EXERCISE BRIEF | Search the data for the word "vers". Reproduce every line where it is found.

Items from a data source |
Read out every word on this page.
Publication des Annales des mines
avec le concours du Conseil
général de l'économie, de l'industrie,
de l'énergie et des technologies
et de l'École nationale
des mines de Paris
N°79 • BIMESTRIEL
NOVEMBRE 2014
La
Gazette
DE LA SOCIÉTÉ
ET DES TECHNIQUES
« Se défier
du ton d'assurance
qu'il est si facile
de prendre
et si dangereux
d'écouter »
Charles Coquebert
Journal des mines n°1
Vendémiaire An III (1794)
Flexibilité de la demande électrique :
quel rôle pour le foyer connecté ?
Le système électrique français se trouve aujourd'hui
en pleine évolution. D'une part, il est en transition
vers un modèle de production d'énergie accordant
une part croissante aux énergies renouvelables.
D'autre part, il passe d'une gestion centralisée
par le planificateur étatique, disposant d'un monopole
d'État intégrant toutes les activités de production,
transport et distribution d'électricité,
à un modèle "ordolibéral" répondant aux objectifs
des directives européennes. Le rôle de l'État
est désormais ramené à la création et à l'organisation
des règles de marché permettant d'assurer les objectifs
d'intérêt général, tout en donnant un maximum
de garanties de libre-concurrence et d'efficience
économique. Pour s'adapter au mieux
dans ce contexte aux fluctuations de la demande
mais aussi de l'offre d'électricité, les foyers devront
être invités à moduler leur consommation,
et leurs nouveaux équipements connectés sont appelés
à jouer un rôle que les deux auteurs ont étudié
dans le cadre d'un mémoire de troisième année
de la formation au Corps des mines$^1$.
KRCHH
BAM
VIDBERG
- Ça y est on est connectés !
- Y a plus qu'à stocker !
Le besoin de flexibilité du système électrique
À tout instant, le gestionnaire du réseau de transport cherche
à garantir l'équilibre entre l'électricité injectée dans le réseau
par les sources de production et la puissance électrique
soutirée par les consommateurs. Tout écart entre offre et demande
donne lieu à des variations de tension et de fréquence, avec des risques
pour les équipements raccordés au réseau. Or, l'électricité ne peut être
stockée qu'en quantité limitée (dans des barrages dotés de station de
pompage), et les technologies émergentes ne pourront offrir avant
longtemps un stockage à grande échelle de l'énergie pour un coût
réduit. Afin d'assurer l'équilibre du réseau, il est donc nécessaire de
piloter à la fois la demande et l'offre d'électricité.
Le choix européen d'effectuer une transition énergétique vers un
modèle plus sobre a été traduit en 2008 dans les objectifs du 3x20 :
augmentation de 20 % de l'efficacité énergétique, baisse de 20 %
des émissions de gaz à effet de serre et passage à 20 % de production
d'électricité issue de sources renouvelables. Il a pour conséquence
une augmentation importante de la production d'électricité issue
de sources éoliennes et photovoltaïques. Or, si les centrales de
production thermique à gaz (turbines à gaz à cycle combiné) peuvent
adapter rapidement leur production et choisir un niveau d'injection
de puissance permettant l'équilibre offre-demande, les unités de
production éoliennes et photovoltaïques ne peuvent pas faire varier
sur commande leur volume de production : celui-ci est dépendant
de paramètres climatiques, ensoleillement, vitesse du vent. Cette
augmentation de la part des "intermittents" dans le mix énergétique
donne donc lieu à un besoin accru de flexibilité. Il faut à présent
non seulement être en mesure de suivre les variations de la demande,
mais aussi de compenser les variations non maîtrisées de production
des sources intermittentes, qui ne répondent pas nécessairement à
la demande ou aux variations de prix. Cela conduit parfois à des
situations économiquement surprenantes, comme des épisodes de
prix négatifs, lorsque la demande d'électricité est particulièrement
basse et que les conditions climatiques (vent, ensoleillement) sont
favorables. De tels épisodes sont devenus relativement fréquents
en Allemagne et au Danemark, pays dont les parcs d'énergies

REPLY TO THE EXERCISE |
vers un modèle de production d'énergie accordant
Le choix européen d'effectuer une transition énergétique vers un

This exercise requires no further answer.